Report each line of the data that includes the word "name".

====================

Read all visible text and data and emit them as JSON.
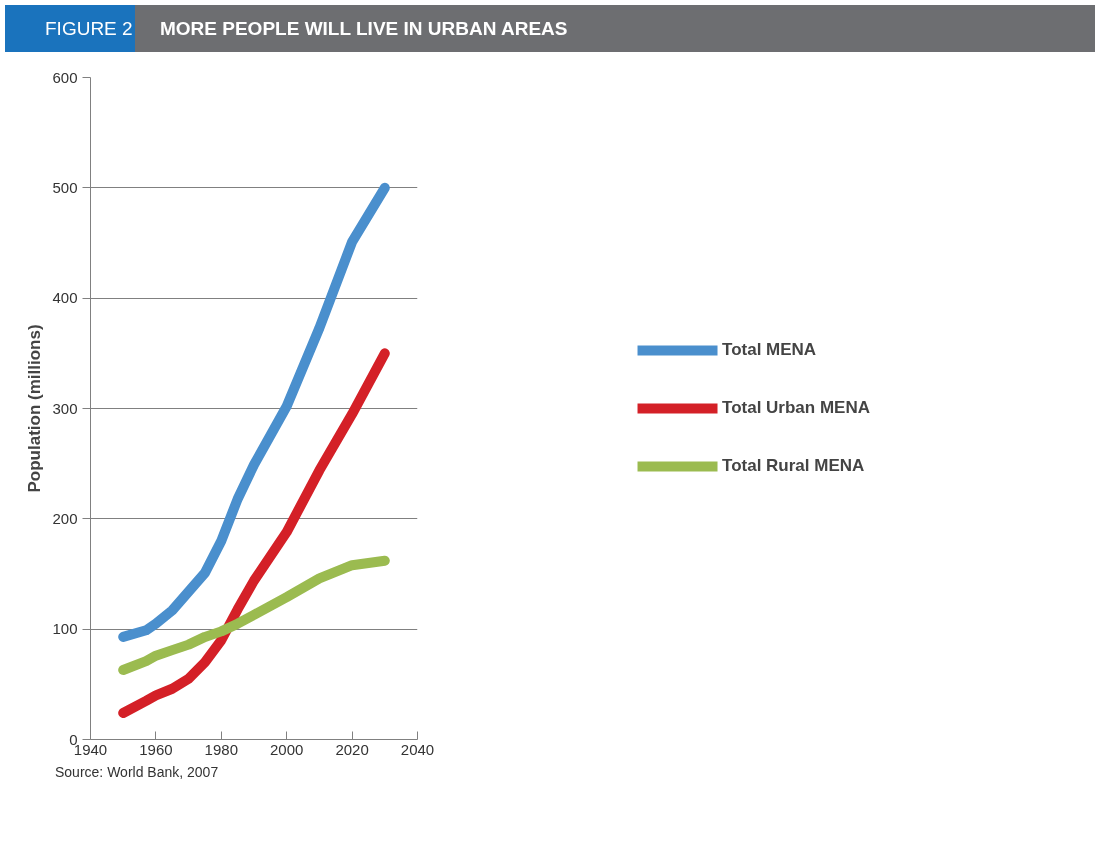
{
  "chart_data": {
    "type": "line",
    "subtitle": "FIGURE 2",
    "title": "MORE PEOPLE WILL LIVE IN URBAN AREAS",
    "ylabel": "Population (millions)",
    "x": [
      1950,
      1957,
      1960,
      1965,
      1970,
      1975,
      1980,
      1985,
      1990,
      2000,
      2010,
      2020,
      2030
    ],
    "series": [
      {
        "name": "Total MENA",
        "color": "#4a8fcd",
        "values": [
          93,
          99,
          105,
          117,
          134,
          151,
          180,
          218,
          249,
          302,
          373,
          451,
          500
        ]
      },
      {
        "name": "Total Urban MENA",
        "color": "#d42027",
        "values": [
          24,
          35,
          40,
          46,
          55,
          70,
          90,
          118,
          144,
          188,
          244,
          295,
          350
        ]
      },
      {
        "name": "Total Rural MENA",
        "color": "#9bbb50",
        "values": [
          63,
          71,
          76,
          81,
          86,
          93,
          98,
          105,
          113,
          129,
          146,
          158,
          162
        ]
      }
    ],
    "xlim": [
      1940,
      2040
    ],
    "xticks": [
      1940,
      1960,
      1980,
      2000,
      2020,
      2040
    ],
    "ylim": [
      0,
      600
    ],
    "yticks": [
      0,
      100,
      200,
      300,
      400,
      500,
      600
    ],
    "grid": "y",
    "legend": "right",
    "marker": "none",
    "line_style": "solid",
    "annotations": [
      "Source: World Bank, 2007"
    ]
  }
}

====================

» Answer for this exercise:
        "name": "Total MENA",
        "name": "Total Urban MENA",
        "name": "Total Rural MENA",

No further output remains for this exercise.